**What is needed**
Where a line holds the string "page", return that line.

::: Given data

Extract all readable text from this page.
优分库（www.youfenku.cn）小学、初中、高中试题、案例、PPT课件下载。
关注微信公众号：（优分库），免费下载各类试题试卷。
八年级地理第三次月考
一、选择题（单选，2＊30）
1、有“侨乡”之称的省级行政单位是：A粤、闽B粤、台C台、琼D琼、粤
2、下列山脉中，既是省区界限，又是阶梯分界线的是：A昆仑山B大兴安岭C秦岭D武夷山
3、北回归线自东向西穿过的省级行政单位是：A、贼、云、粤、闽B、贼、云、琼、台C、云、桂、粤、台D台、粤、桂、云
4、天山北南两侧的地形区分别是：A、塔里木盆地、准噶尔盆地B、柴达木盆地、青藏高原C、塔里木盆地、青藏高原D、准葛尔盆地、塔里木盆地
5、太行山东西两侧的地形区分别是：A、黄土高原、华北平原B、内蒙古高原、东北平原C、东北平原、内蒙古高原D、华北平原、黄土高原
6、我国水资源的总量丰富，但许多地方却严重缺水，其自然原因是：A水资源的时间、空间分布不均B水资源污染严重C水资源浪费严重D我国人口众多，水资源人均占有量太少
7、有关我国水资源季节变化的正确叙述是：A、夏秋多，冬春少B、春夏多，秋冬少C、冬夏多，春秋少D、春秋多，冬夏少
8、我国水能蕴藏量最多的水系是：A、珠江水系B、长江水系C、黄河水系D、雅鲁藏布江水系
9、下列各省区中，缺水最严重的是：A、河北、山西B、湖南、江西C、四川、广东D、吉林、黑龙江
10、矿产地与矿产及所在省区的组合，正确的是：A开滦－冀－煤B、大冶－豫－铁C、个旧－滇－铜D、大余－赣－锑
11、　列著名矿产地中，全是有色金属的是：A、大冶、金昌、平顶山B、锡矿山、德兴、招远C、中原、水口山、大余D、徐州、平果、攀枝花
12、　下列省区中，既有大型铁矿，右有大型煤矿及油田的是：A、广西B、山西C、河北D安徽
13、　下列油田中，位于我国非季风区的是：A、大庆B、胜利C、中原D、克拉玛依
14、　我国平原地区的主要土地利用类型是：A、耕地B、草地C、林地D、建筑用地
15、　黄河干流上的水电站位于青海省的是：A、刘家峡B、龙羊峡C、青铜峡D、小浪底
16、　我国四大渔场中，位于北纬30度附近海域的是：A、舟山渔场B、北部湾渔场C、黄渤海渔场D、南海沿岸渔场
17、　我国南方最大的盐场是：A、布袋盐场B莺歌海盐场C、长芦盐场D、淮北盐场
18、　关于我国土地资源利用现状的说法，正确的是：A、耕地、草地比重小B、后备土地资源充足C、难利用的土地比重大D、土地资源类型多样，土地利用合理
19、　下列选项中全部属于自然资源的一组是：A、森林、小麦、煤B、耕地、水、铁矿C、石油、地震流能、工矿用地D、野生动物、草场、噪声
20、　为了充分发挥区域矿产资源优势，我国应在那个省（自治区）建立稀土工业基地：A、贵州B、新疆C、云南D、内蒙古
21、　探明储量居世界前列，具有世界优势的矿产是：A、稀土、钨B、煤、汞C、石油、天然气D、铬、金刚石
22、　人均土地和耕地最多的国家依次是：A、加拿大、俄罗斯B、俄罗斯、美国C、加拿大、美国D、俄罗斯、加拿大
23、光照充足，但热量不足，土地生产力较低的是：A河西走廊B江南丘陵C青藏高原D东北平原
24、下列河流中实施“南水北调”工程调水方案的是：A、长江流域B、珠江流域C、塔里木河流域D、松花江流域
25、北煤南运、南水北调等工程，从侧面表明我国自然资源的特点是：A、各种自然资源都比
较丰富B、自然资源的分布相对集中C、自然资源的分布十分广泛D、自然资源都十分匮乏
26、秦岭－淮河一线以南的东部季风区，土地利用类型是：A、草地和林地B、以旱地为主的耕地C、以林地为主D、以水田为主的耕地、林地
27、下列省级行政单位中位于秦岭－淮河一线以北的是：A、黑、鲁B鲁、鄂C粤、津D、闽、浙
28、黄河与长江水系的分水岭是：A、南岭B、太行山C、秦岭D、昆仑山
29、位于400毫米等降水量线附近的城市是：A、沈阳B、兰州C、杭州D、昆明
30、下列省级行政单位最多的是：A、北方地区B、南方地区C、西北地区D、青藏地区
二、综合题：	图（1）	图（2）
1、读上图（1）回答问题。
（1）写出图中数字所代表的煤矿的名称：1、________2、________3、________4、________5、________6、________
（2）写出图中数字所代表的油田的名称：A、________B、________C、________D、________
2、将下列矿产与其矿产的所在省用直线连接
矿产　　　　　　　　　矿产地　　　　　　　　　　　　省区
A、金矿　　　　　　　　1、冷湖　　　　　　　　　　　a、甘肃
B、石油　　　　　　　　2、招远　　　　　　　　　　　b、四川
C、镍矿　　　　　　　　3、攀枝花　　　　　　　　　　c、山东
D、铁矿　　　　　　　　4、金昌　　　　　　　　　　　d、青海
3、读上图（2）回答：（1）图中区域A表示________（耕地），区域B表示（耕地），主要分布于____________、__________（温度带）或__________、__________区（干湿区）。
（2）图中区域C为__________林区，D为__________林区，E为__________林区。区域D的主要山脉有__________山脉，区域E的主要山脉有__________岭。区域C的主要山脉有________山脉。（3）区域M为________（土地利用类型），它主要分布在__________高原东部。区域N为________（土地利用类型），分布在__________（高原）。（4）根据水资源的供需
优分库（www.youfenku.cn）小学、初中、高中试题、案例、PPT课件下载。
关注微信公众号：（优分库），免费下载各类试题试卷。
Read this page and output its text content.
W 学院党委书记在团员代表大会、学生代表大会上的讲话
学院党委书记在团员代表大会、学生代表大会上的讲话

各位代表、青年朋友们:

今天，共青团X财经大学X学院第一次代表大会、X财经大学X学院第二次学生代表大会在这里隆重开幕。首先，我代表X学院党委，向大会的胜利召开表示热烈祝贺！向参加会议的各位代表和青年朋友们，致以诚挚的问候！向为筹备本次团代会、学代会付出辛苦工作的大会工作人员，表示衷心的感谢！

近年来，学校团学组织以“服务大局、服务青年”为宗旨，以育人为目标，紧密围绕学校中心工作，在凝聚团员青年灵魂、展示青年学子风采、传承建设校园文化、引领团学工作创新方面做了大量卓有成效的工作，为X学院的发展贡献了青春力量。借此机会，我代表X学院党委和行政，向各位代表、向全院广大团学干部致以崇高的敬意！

::::::

**Written solution**
Extract all readable text from this page.
Read this page and output its text content.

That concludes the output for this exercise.